■ What you need to do: Exactly reproduce each entry, leaving out nothing.

■ Source records:
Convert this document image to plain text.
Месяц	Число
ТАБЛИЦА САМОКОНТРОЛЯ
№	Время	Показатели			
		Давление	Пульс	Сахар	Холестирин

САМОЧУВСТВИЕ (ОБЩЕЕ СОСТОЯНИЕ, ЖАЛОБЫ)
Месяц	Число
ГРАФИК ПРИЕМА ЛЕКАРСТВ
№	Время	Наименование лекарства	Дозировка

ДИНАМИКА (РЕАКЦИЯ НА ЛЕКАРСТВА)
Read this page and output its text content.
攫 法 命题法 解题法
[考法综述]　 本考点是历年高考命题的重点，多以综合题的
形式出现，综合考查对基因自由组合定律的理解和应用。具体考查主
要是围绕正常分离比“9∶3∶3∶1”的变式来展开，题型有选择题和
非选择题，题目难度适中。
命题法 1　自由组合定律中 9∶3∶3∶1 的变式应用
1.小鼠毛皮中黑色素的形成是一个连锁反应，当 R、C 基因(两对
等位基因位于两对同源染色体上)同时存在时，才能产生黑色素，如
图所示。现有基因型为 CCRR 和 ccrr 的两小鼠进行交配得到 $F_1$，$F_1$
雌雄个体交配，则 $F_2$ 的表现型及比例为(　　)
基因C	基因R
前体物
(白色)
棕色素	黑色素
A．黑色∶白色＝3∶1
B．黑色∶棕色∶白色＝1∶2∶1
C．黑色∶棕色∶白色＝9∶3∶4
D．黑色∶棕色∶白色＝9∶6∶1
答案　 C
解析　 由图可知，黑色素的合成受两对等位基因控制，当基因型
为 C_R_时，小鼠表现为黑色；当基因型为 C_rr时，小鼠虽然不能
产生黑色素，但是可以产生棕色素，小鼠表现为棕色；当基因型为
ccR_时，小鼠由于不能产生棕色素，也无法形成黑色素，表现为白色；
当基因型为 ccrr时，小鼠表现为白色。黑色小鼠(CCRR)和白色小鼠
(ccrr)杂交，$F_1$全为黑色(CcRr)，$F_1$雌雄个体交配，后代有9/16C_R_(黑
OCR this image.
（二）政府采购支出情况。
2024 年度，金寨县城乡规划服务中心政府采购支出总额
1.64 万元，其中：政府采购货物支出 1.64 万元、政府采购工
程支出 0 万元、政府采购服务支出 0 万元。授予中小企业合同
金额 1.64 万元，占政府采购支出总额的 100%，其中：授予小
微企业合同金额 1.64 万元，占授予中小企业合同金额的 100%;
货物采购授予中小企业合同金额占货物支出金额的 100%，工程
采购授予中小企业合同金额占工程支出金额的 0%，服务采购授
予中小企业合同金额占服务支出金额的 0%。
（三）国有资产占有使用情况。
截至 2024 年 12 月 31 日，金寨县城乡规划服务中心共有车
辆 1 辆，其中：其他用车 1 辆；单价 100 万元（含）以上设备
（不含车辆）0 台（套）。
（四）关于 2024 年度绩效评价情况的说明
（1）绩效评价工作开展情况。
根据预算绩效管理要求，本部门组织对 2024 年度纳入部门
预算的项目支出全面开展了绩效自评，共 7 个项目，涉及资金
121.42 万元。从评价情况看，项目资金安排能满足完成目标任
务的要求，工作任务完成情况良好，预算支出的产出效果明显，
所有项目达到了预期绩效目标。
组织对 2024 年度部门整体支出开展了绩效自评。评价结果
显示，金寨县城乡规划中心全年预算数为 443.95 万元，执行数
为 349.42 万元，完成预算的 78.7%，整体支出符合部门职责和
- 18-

■ Result:
Convert this document image to plain text.
Месяц	Число
ТАБЛИЦА САМОКОНТРОЛЯ
№	Время	Показатели			
		Давление	Пульс	Сахар	Холестирин

САМОЧУВСТВИЕ (ОБЩЕЕ СОСТОЯНИЕ, ЖАЛОБЫ)
Месяц	Число
ГРАФИК ПРИЕМА ЛЕКАРСТВ
№	Время	Наименование лекарства	Дозировка

ДИНАМИКА (РЕАКЦИЯ НА ЛЕКАРСТВА)
Read this page and output its text content.
攫 法 命题法 解题法
[考法综述]　 本考点是历年高考命题的重点，多以综合题的
形式出现，综合考查对基因自由组合定律的理解和应用。具体考查主
要是围绕正常分离比“9∶3∶3∶1”的变式来展开，题型有选择题和
非选择题，题目难度适中。
命题法 1　自由组合定律中 9∶3∶3∶1 的变式应用
1.小鼠毛皮中黑色素的形成是一个连锁反应，当 R、C 基因(两对
等位基因位于两对同源染色体上)同时存在时，才能产生黑色素，如
图所示。现有基因型为 CCRR 和 ccrr 的两小鼠进行交配得到 $F_1$，$F_1$
雌雄个体交配，则 $F_2$ 的表现型及比例为(　　)
基因C	基因R
前体物
(白色)
棕色素	黑色素
A．黑色∶白色＝3∶1
B．黑色∶棕色∶白色＝1∶2∶1
C．黑色∶棕色∶白色＝9∶3∶4
D．黑色∶棕色∶白色＝9∶6∶1
答案　 C
解析　 由图可知，黑色素的合成受两对等位基因控制，当基因型
为 C_R_时，小鼠表现为黑色；当基因型为 C_rr时，小鼠虽然不能
产生黑色素，但是可以产生棕色素，小鼠表现为棕色；当基因型为
ccR_时，小鼠由于不能产生棕色素，也无法形成黑色素，表现为白色；
当基因型为 ccrr时，小鼠表现为白色。黑色小鼠(CCRR)和白色小鼠
(ccrr)杂交，$F_1$全为黑色(CcRr)，$F_1$雌雄个体交配，后代有9/16C_R_(黑
OCR this image.
（二）政府采购支出情况。
2024 年度，金寨县城乡规划服务中心政府采购支出总额
1.64 万元，其中：政府采购货物支出 1.64 万元、政府采购工
程支出 0 万元、政府采购服务支出 0 万元。授予中小企业合同
金额 1.64 万元，占政府采购支出总额的 100%，其中：授予小
微企业合同金额 1.64 万元，占授予中小企业合同金额的 100%;
货物采购授予中小企业合同金额占货物支出金额的 100%，工程
采购授予中小企业合同金额占工程支出金额的 0%，服务采购授
予中小企业合同金额占服务支出金额的 0%。
（三）国有资产占有使用情况。
截至 2024 年 12 月 31 日，金寨县城乡规划服务中心共有车
辆 1 辆，其中：其他用车 1 辆；单价 100 万元（含）以上设备
（不含车辆）0 台（套）。
（四）关于 2024 年度绩效评价情况的说明
（1）绩效评价工作开展情况。
根据预算绩效管理要求，本部门组织对 2024 年度纳入部门
预算的项目支出全面开展了绩效自评，共 7 个项目，涉及资金
121.42 万元。从评价情况看，项目资金安排能满足完成目标任
务的要求，工作任务完成情况良好，预算支出的产出效果明显，
所有项目达到了预期绩效目标。
组织对 2024 年度部门整体支出开展了绩效自评。评价结果
显示，金寨县城乡规划中心全年预算数为 443.95 万元，执行数
为 349.42 万元，完成预算的 78.7%，整体支出符合部门职责和
- 18-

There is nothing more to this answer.